I do most of my pleasure reading as I drift off to sleep, which is a large part of why I go to bed so early. It so happens that 2 nights ago our younger dog, Sweet Pea awoke me at 12:30 am with some inexplicable yet insurmountable need to huffle at the bedroom door until I let her out in the backyard, where she spent an hour charging around, eating grass, and doing important other things.
I have 3 children under 7, but sometimes it's the dog that wakes me up at night.
Anyhow, as I lay on the kitchen futon (yes, we have a futon in our kitchen; yes, it's awesome), I decided to start on the next book on my list, courtesy of a book club: Brigid Schulte's Overwhelmed: Work, Love, and Play When No One Has the Time.
Big mistake.
Schulte sucks you into her harried Washingtonian life, where she's late to a meeting where the grey-haired male academic tells her she has at least 30 hours of leisure a week. Yeah, right. It's a good read, I'm only partway through--largely because even after Sweet Pea emerged from the night and I was ensconced back in bed, thoughts about the book kept whirling through my head. For 2 hours. Not a good book to drift off to.
My reactions thus far are two-fold and completely contradictory. One part is: "sing it, sister." I too spend large amounts of time harried and trying to catch up with everything work-wise, house-wise, child-wise. Here is Schulte on page 2 "I am always doing more than one thing at a time and feel I never do any one particularly well. I am always behind and always late, with one more thing and one more thing and one more thing to do before rushing out the door." Mmm-hmm.
The second, and contradictory reaction is "there but for the grace of God..." Unlike Schulte, I do have leisure time, and I know it. I credit my job, my town and my husband for that.
This is not to say I'm slacker lawprof kicking back with mai-tais while my students toil. I work hard at teaching, and I'm pretty sure my students know that. This summer I am planning on revising an article I sent out in the spring, writing a spin-off essay from that article, and writing a new article. That's a lot. Yet I do have leisure time. I exercise often. I sit down with the paper over breakfast for 15 minutes every day. I have lunch with colleagues sometimes, or take 15 minutes out of my day to lunch, again over the paper. I chose to leave DC and its frantic lifestyle and head to Athens, Georgia, where the pace is slower and nothing is more than 15 minutes drive away. I've never regretted that choice, and Schulte only made me feel better about it.
Oh, and my husband. Here's another quote from Schulte:
As I began to think more about leisure time, I realized that I kept putting it off, like I was waiting to reach some tipping point: If I could just finish picking all the weeds, chopping the invasive bamboo, cleaning out the crayons and shark teeth and math papers and toys and bits of shells and rocks and too-small clothes in the kids' closets, buy more cat food, fix the coffeepot, complete this story assignment...
Well, you get the drift. Again, I found myself nodding. There's always something more to do, if you're willing to do it. And I probably would try, except that my husband is good at leisure. And he reminds me, by word and by action, that there will never be an end to the work of life. So at around 8, after the kids are in bed, we open up a bottle of wine and have dinner and talk. Just about every night.
So far I'm 3 chapters into Overwhelmed, and I don't know when I'll finish it, since apparently I can't read it at bedtime. The last chapter is titled Toward Time Serenity, so Schulte clearly has more in mind than just diagnosing overwhelmedness. If she's figured out an answer, I'll let you know.

=-=-=-=-=

_PROBLEMS AND TASKS_
1. List the writing projects the author of the post plans to do this summer.
2. Please output the post between "Well, you get" and "let you know.", inclusive, copying it word for word.
The rows after this aren't needed for any of the work here.

=-=-=-=-=

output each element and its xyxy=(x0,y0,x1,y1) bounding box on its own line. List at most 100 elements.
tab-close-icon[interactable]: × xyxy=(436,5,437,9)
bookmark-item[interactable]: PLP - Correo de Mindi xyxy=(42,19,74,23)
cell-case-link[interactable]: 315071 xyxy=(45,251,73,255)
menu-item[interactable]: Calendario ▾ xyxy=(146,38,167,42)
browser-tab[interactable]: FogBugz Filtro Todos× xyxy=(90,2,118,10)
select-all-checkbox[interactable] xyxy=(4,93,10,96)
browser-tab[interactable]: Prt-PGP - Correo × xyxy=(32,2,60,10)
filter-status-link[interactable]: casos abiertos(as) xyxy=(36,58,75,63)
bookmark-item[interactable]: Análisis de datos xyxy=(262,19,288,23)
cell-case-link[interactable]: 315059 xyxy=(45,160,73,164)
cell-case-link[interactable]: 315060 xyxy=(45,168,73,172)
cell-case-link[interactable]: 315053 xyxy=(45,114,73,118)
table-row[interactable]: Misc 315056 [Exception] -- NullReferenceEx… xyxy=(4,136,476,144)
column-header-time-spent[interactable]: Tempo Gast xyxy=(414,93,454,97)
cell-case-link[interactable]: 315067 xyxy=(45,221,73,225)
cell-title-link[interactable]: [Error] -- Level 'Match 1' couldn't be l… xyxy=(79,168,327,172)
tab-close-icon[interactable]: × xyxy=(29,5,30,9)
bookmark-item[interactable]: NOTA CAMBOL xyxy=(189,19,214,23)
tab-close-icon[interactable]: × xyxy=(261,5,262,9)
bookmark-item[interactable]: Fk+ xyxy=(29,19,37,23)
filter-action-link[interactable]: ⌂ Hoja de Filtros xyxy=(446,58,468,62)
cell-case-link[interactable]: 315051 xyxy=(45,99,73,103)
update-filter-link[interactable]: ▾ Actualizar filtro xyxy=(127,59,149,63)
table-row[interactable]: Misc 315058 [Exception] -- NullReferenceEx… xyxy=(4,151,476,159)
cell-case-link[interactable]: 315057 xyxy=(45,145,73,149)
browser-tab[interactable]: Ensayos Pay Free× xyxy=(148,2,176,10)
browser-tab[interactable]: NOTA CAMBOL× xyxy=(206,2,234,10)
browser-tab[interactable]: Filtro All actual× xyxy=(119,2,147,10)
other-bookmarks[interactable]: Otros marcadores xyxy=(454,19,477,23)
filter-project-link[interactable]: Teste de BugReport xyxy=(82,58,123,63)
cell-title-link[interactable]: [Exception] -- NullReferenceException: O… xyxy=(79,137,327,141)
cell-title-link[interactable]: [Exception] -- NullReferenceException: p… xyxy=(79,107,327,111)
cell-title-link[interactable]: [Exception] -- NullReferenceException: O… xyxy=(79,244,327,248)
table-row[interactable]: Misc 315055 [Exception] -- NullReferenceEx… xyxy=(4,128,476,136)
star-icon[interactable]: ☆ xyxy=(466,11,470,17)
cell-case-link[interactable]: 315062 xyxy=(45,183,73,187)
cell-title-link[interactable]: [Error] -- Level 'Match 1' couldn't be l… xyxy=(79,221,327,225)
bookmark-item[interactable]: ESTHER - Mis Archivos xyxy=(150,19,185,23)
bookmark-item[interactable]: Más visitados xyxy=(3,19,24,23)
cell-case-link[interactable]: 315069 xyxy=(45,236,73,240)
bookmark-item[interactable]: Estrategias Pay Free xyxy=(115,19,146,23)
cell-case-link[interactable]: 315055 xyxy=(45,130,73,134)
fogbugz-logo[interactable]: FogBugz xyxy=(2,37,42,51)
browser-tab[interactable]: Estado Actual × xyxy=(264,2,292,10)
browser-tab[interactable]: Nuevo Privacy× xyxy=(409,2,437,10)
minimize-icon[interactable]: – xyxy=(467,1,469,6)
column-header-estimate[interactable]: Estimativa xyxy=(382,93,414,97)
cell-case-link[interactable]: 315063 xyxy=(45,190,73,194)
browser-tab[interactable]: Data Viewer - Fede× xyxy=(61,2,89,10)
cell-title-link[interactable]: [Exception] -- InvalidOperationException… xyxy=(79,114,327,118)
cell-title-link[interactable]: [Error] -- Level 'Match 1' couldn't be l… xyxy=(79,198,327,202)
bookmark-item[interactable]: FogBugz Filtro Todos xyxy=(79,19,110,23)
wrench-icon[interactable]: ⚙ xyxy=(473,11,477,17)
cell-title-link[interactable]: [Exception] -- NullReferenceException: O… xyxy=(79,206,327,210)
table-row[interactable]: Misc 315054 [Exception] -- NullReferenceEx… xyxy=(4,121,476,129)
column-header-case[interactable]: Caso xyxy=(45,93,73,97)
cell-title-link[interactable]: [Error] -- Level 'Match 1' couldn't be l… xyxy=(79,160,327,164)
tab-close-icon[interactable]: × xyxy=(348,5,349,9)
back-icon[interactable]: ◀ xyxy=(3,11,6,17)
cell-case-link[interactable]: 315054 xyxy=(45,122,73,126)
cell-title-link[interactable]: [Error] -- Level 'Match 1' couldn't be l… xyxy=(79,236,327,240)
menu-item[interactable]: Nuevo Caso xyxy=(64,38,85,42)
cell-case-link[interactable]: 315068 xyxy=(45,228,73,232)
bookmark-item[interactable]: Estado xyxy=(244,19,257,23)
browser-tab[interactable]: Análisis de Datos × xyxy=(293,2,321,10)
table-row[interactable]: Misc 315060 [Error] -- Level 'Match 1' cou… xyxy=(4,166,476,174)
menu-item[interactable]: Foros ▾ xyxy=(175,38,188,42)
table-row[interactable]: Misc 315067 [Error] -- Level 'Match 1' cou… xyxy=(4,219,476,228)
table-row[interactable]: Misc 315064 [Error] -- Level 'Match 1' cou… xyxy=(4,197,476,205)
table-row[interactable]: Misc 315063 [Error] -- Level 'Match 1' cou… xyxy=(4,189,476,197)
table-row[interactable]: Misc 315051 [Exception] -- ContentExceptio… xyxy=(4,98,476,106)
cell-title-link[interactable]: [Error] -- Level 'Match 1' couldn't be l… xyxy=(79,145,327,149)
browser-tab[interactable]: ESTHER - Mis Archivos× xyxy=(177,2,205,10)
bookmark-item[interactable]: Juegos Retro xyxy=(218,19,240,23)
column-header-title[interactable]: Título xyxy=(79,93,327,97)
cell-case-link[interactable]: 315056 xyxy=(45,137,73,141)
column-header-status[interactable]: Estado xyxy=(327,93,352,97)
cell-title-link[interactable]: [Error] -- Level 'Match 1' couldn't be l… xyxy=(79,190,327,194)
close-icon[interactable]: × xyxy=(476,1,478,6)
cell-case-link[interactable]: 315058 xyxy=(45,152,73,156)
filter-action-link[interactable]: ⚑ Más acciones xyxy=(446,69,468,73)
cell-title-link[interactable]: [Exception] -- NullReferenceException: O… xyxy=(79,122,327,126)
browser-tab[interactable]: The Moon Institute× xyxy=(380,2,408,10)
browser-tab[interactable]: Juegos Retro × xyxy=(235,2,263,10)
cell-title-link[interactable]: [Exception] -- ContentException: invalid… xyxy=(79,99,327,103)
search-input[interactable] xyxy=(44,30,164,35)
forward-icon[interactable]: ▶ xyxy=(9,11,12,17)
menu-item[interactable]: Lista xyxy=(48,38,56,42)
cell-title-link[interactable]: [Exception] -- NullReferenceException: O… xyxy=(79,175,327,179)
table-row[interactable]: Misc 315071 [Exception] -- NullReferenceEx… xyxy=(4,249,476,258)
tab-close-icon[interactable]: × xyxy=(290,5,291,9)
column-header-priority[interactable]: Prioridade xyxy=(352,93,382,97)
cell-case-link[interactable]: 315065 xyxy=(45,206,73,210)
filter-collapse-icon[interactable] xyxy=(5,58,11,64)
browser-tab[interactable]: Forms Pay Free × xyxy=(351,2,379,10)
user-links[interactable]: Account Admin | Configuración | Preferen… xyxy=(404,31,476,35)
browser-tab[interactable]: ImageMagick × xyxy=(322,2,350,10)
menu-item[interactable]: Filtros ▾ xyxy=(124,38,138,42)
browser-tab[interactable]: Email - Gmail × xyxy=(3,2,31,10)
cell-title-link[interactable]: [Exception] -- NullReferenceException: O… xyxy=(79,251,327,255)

=-=-=-=-=

_COMPLETED EXERCISE_
1.
- Revising an article sent out in the spring
- Writing a spin-off essay from that article
- Writing a new article

2.
Well, you get the drift. Again, I found myself nodding. There's always something more to do, if you're willing to do it. And I probably would try, except that my husband is good at leisure. And he reminds me, by word and by action, that there will never be an end to the work of life. So at around 8, after the kids are in bed, we open up a bottle of wine and have dinner and talk. Just about every night.
So far I'm 3 chapters into Overwhelmed, and I don't know when I'll finish it, since apparently I can't read it at bedtime. The last chapter is titled Toward Time Serenity, so Schulte clearly has more in mind than just diagnosing overwhelmedness. If she's figured out an answer, I'll let you know.